§ WORK ITEM: Go through the listing below and count the lines with "Seckel" in them. Only the count is needed.

§ GIVEN INFORMATION:
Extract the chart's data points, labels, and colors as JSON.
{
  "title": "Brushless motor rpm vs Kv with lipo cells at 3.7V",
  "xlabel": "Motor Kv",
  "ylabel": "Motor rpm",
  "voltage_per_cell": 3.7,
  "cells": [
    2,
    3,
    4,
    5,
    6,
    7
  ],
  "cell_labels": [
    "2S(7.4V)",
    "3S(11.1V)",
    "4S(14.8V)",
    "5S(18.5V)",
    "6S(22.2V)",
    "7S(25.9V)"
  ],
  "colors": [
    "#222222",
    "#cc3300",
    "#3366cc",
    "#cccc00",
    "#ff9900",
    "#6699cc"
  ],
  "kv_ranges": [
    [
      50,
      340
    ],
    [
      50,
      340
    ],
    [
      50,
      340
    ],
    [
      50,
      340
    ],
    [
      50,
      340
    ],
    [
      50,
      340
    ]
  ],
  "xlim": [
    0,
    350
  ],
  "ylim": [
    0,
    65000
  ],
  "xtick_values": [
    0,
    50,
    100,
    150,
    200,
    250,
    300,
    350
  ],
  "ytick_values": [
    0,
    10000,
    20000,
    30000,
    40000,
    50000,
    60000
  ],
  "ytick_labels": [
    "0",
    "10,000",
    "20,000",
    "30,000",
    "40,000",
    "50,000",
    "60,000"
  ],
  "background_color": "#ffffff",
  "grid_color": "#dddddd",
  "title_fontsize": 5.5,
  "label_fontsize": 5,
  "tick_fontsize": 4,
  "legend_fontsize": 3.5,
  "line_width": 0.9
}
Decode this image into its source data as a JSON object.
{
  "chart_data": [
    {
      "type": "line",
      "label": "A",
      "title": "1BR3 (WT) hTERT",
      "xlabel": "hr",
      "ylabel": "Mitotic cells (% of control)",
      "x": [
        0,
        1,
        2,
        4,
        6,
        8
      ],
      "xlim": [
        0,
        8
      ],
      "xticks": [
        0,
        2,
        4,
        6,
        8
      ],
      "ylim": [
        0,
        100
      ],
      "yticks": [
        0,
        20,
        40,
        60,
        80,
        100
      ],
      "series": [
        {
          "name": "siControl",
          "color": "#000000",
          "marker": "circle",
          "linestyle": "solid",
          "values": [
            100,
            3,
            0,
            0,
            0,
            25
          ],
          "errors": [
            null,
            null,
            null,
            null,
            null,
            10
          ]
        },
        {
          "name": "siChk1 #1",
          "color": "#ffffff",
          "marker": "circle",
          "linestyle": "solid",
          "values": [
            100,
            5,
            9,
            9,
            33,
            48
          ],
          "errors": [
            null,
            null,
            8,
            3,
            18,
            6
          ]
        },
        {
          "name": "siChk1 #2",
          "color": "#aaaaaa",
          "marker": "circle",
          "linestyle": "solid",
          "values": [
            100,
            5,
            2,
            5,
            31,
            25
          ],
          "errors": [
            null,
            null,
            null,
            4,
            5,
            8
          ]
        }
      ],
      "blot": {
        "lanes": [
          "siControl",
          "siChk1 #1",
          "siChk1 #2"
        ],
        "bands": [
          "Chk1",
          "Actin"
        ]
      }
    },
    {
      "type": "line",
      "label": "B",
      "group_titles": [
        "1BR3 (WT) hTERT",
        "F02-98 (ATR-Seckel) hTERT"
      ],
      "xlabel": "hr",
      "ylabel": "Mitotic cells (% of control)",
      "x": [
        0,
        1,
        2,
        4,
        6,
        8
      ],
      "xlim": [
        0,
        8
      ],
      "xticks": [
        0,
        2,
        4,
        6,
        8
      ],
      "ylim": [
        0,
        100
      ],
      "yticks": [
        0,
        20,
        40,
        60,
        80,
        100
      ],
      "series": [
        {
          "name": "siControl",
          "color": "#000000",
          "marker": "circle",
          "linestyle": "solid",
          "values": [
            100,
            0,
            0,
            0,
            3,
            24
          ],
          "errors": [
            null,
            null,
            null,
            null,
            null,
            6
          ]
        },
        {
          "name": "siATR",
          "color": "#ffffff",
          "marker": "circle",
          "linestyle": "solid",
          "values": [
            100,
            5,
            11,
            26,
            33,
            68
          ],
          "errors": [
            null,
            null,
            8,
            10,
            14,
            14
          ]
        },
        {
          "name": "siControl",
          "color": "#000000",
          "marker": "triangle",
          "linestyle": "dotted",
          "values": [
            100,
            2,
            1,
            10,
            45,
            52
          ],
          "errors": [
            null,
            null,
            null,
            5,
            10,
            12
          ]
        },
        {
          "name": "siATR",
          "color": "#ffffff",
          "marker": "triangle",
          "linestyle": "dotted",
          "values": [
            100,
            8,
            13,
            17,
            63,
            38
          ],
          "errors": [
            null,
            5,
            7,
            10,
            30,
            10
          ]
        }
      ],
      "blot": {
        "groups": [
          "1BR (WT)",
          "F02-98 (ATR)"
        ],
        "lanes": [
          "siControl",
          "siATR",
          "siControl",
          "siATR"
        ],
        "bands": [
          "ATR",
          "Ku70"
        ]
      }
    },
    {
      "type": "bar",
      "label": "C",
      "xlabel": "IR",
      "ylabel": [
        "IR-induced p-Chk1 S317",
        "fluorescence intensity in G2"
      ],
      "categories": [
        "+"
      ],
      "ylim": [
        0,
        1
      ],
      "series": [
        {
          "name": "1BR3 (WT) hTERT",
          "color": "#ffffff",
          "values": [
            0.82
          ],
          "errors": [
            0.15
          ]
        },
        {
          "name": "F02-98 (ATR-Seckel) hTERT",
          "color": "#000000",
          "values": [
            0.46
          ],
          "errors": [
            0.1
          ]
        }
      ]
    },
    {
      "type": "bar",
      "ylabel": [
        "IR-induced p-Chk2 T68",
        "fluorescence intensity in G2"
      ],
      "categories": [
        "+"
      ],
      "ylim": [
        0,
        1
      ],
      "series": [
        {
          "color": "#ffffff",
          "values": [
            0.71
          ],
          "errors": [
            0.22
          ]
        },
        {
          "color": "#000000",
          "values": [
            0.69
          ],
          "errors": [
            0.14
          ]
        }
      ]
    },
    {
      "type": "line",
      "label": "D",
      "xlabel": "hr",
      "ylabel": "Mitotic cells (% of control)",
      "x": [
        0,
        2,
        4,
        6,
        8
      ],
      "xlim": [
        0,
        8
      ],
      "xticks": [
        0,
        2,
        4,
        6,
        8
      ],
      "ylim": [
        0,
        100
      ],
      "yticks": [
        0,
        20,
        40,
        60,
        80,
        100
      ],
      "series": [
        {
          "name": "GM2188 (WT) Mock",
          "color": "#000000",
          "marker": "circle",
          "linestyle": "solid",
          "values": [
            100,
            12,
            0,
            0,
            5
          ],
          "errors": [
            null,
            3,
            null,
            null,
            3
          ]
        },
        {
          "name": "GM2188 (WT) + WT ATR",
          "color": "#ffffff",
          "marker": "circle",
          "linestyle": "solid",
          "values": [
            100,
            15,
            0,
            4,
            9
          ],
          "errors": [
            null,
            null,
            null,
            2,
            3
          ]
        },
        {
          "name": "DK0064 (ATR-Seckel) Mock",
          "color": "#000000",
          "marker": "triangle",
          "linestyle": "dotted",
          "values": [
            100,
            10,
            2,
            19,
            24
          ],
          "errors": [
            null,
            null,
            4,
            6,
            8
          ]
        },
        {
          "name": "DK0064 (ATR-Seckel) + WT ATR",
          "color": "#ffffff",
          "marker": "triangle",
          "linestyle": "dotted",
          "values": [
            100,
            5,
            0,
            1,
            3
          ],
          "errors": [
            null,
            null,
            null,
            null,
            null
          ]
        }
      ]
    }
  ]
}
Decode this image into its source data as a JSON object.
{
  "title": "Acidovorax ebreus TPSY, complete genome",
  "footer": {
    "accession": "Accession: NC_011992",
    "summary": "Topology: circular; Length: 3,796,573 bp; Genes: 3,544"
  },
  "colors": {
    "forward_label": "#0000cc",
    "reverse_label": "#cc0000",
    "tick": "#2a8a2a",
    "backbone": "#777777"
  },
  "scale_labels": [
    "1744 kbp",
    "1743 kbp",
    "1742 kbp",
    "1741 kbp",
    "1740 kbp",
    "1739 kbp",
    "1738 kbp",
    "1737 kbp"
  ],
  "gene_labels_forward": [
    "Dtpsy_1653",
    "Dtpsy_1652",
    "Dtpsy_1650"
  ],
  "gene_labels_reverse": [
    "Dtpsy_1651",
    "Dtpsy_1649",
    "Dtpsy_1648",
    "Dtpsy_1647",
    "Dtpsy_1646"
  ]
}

§ EXERCISE ANSWER: 4